## WORK INSTRUCTIONS
Show each line of the data below that has the string "relative" in it.

## EXTRACTED MATERIAL
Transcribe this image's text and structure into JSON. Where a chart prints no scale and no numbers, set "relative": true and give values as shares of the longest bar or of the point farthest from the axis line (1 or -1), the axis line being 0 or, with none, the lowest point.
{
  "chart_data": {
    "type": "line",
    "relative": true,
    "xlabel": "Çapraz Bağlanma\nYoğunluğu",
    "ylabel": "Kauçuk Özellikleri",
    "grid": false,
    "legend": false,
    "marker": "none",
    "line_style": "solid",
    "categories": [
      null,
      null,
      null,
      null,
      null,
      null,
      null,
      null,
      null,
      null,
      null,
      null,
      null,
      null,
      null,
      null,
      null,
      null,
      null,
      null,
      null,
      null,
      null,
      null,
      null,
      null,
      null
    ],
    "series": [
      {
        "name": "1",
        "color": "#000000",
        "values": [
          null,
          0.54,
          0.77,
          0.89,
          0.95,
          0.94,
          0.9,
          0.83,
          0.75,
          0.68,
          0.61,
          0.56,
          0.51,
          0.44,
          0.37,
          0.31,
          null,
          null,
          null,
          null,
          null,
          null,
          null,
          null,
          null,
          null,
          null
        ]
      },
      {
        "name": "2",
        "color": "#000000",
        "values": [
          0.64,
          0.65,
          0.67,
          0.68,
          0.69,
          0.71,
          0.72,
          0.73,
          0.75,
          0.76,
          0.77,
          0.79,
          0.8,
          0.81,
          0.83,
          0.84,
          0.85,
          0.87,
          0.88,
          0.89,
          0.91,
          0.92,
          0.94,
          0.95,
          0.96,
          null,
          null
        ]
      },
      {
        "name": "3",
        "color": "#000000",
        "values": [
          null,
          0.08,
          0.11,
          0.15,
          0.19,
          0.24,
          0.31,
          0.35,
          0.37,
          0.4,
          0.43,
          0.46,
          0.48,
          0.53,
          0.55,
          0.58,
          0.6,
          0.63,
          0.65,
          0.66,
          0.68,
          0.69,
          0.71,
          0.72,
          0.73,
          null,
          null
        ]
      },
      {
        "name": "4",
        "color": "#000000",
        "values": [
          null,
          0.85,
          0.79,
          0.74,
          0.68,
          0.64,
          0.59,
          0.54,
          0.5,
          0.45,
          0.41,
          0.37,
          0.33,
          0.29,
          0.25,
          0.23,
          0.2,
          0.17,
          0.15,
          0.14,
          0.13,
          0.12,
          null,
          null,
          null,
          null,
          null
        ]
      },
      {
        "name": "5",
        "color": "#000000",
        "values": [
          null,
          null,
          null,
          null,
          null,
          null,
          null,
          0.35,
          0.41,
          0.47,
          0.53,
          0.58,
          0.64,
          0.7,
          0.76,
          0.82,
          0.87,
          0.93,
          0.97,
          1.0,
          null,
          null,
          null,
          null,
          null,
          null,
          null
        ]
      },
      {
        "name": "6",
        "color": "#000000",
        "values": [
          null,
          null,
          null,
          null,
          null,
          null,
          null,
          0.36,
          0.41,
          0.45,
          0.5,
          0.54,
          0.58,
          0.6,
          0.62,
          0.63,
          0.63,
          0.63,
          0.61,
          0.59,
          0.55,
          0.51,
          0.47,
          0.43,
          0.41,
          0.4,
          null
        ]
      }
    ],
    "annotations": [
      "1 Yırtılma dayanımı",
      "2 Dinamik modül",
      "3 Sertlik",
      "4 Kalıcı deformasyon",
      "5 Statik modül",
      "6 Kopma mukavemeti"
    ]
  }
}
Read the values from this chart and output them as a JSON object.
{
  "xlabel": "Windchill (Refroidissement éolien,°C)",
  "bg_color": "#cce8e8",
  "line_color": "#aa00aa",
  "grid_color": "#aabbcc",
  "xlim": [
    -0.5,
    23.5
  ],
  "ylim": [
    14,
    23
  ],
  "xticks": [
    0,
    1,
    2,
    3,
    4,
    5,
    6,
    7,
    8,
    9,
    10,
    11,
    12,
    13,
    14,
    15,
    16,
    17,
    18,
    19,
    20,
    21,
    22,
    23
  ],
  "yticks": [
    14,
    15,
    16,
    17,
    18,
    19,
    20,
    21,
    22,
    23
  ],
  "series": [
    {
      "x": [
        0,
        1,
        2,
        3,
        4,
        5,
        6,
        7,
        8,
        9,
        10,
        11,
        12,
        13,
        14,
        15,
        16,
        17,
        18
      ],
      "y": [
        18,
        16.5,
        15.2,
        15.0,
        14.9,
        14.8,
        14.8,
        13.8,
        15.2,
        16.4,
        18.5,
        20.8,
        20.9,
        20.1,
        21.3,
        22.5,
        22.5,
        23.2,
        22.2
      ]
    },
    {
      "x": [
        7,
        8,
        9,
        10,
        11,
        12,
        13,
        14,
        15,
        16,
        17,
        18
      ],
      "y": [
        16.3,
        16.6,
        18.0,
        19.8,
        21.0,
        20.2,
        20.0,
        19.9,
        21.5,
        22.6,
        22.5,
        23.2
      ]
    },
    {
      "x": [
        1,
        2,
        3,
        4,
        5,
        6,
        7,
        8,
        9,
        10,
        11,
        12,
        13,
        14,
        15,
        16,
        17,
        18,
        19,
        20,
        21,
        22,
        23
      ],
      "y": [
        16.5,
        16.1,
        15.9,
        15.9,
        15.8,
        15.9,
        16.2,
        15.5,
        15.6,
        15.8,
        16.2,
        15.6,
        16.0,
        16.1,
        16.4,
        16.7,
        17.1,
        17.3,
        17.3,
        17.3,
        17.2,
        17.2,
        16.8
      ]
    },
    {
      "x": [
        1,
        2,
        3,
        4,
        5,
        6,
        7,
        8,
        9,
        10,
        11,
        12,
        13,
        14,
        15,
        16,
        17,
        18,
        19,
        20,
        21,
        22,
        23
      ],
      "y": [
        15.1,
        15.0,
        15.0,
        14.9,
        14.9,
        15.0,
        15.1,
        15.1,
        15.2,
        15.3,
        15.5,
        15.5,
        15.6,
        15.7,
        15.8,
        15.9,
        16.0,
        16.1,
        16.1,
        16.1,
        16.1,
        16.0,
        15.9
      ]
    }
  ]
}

## EXERCISE OUTPUT
Transcribe this image's text and structure into JSON. Where a chart prints no scale and no numbers, set "relative": true and give values as shares of the longest bar or of the point farthest from the axis line (1 or -1), the axis line being 0 or, with none, the lowest point.
    "relative": true,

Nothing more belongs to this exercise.